## begin Information shown

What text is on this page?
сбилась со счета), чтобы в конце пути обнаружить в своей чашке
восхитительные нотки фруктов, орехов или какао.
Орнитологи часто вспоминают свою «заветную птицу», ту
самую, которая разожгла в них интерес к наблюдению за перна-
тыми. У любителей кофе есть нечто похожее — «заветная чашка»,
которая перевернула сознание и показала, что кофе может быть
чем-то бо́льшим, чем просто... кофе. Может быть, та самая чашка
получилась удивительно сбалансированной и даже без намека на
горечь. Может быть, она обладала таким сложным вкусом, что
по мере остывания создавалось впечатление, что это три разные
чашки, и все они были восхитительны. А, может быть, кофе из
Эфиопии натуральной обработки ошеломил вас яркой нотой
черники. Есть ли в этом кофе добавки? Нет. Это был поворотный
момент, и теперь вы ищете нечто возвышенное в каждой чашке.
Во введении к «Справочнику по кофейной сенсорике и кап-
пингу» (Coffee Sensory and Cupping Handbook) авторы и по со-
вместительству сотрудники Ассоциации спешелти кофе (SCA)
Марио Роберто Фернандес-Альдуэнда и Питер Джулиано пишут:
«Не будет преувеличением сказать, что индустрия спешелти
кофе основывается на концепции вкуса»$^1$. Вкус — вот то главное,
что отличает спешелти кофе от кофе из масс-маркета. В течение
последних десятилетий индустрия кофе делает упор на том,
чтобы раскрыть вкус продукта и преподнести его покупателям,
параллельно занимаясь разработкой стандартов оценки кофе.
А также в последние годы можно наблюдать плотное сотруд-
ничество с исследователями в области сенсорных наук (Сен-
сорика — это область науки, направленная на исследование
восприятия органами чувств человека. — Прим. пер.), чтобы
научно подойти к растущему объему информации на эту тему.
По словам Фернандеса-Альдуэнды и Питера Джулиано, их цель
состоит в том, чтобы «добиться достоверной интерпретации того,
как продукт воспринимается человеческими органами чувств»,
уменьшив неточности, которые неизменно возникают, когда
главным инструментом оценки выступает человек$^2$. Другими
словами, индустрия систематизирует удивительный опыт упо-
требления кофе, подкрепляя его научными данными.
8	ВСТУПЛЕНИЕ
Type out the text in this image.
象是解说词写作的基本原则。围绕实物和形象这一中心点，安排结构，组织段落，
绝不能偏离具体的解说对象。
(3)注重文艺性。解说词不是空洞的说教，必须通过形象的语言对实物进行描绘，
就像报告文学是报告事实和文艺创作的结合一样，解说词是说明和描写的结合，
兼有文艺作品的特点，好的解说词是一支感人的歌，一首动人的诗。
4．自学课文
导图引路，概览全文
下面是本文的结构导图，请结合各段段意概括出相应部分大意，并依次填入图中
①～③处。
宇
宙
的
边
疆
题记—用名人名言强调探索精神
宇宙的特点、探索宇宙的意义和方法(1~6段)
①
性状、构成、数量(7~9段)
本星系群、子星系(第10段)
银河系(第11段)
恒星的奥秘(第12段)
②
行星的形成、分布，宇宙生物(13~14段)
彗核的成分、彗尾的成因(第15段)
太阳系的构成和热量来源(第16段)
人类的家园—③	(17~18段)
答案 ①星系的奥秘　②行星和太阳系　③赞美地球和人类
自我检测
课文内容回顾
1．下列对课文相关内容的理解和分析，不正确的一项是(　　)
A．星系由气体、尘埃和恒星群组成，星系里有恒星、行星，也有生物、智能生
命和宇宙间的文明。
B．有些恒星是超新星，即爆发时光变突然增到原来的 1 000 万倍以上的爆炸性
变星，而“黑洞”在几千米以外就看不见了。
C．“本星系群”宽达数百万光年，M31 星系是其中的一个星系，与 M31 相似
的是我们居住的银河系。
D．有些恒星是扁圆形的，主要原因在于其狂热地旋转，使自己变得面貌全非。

## end Information shown

[Stated task]: Write all of the records out again exactly.

[Reply]:
What text is on this page?
сбилась со счета), чтобы в конце пути обнаружить в своей чашке
восхитительные нотки фруктов, орехов или какао.
Орнитологи часто вспоминают свою «заветную птицу», ту
самую, которая разожгла в них интерес к наблюдению за перна-
тыми. У любителей кофе есть нечто похожее — «заветная чашка»,
которая перевернула сознание и показала, что кофе может быть
чем-то бо́льшим, чем просто... кофе. Может быть, та самая чашка
получилась удивительно сбалансированной и даже без намека на
горечь. Может быть, она обладала таким сложным вкусом, что
по мере остывания создавалось впечатление, что это три разные
чашки, и все они были восхитительны. А, может быть, кофе из
Эфиопии натуральной обработки ошеломил вас яркой нотой
черники. Есть ли в этом кофе добавки? Нет. Это был поворотный
момент, и теперь вы ищете нечто возвышенное в каждой чашке.
Во введении к «Справочнику по кофейной сенсорике и кап-
пингу» (Coffee Sensory and Cupping Handbook) авторы и по со-
вместительству сотрудники Ассоциации спешелти кофе (SCA)
Марио Роберто Фернандес-Альдуэнда и Питер Джулиано пишут:
«Не будет преувеличением сказать, что индустрия спешелти
кофе основывается на концепции вкуса»$^1$. Вкус — вот то главное,
что отличает спешелти кофе от кофе из масс-маркета. В течение
последних десятилетий индустрия кофе делает упор на том,
чтобы раскрыть вкус продукта и преподнести его покупателям,
параллельно занимаясь разработкой стандартов оценки кофе.
А также в последние годы можно наблюдать плотное сотруд-
ничество с исследователями в области сенсорных наук (Сен-
сорика — это область науки, направленная на исследование
восприятия органами чувств человека. — Прим. пер.), чтобы
научно подойти к растущему объему информации на эту тему.
По словам Фернандеса-Альдуэнды и Питера Джулиано, их цель
состоит в том, чтобы «добиться достоверной интерпретации того,
как продукт воспринимается человеческими органами чувств»,
уменьшив неточности, которые неизменно возникают, когда
главным инструментом оценки выступает человек$^2$. Другими
словами, индустрия систематизирует удивительный опыт упо-
требления кофе, подкрепляя его научными данными.
8	ВСТУПЛЕНИЕ
Type out the text in this image.
象是解说词写作的基本原则。围绕实物和形象这一中心点，安排结构，组织段落，
绝不能偏离具体的解说对象。
(3)注重文艺性。解说词不是空洞的说教，必须通过形象的语言对实物进行描绘，
就像报告文学是报告事实和文艺创作的结合一样，解说词是说明和描写的结合，
兼有文艺作品的特点，好的解说词是一支感人的歌，一首动人的诗。
4．自学课文
导图引路，概览全文
下面是本文的结构导图，请结合各段段意概括出相应部分大意，并依次填入图中
①～③处。
宇
宙
的
边
疆
题记—用名人名言强调探索精神
宇宙的特点、探索宇宙的意义和方法(1~6段)
①
性状、构成、数量(7~9段)
本星系群、子星系(第10段)
银河系(第11段)
恒星的奥秘(第12段)
②
行星的形成、分布，宇宙生物(13~14段)
彗核的成分、彗尾的成因(第15段)
太阳系的构成和热量来源(第16段)
人类的家园—③	(17~18段)
答案 ①星系的奥秘　②行星和太阳系　③赞美地球和人类
自我检测
课文内容回顾
1．下列对课文相关内容的理解和分析，不正确的一项是(　　)
A．星系由气体、尘埃和恒星群组成，星系里有恒星、行星，也有生物、智能生
命和宇宙间的文明。
B．有些恒星是超新星，即爆发时光变突然增到原来的 1 000 万倍以上的爆炸性
变星，而“黑洞”在几千米以外就看不见了。
C．“本星系群”宽达数百万光年，M31 星系是其中的一个星系，与 M31 相似
的是我们居住的银河系。
D．有些恒星是扁圆形的，主要原因在于其狂热地旋转，使自己变得面貌全非。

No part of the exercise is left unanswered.